Requirements
Quote each record exactly, please, leaving none out.

Data records
[Start]
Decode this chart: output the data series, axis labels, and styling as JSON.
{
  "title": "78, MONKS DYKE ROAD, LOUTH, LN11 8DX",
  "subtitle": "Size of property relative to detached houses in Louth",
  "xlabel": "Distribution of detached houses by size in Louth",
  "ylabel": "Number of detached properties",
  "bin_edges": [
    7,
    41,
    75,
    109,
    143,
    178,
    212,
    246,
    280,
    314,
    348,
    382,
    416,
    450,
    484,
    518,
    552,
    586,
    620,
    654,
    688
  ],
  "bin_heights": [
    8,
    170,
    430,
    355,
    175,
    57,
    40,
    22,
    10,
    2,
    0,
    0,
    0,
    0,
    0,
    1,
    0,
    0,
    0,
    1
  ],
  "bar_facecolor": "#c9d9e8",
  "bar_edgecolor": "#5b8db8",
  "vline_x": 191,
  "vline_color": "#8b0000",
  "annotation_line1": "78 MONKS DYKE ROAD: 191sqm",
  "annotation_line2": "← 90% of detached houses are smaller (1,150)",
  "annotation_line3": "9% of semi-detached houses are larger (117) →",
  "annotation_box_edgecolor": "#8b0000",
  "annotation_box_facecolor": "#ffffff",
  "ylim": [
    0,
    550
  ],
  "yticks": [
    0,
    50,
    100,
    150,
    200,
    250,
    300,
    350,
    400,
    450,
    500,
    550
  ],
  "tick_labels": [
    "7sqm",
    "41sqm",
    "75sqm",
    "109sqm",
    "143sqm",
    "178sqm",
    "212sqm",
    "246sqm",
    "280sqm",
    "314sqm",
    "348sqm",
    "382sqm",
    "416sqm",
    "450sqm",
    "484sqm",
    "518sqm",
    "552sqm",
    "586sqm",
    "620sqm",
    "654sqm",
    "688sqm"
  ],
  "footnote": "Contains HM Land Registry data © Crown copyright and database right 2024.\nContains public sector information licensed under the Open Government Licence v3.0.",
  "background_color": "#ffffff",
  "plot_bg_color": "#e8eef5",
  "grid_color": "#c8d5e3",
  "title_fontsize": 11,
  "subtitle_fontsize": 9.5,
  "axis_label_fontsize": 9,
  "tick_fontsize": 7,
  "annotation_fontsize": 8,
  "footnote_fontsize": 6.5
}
[End]
Solution to the problem
Decode this chart: output the data series, axis labels, and styling as JSON.
{
  "title": "78, MONKS DYKE ROAD, LOUTH, LN11 8DX",
  "subtitle": "Size of property relative to detached houses in Louth",
  "xlabel": "Distribution of detached houses by size in Louth",
  "ylabel": "Number of detached properties",
  "bin_edges": [
    7,
    41,
    75,
    109,
    143,
    178,
    212,
    246,
    280,
    314,
    348,
    382,
    416,
    450,
    484,
    518,
    552,
    586,
    620,
    654,
    688
  ],
  "bin_heights": [
    8,
    170,
    430,
    355,
    175,
    57,
    40,
    22,
    10,
    2,
    0,
    0,
    0,
    0,
    0,
    1,
    0,
    0,
    0,
    1
  ],
  "bar_facecolor": "#c9d9e8",
  "bar_edgecolor": "#5b8db8",
  "vline_x": 191,
  "vline_color": "#8b0000",
  "annotation_line1": "78 MONKS DYKE ROAD: 191sqm",
  "annotation_line2": "← 90% of detached houses are smaller (1,150)",
  "annotation_line3": "9% of semi-detached houses are larger (117) →",
  "annotation_box_edgecolor": "#8b0000",
  "annotation_box_facecolor": "#ffffff",
  "ylim": [
    0,
    550
  ],
  "yticks": [
    0,
    50,
    100,
    150,
    200,
    250,
    300,
    350,
    400,
    450,
    500,
    550
  ],
  "tick_labels": [
    "7sqm",
    "41sqm",
    "75sqm",
    "109sqm",
    "143sqm",
    "178sqm",
    "212sqm",
    "246sqm",
    "280sqm",
    "314sqm",
    "348sqm",
    "382sqm",
    "416sqm",
    "450sqm",
    "484sqm",
    "518sqm",
    "552sqm",
    "586sqm",
    "620sqm",
    "654sqm",
    "688sqm"
  ],
  "footnote": "Contains HM Land Registry data © Crown copyright and database right 2024.\nContains public sector information licensed under the Open Government Licence v3.0.",
  "background_color": "#ffffff",
  "plot_bg_color": "#e8eef5",
  "grid_color": "#c8d5e3",
  "title_fontsize": 11,
  "subtitle_fontsize": 9.5,
  "axis_label_fontsize": 9,
  "tick_fontsize": 7,
  "annotation_fontsize": 8,
  "footnote_fontsize": 6.5
}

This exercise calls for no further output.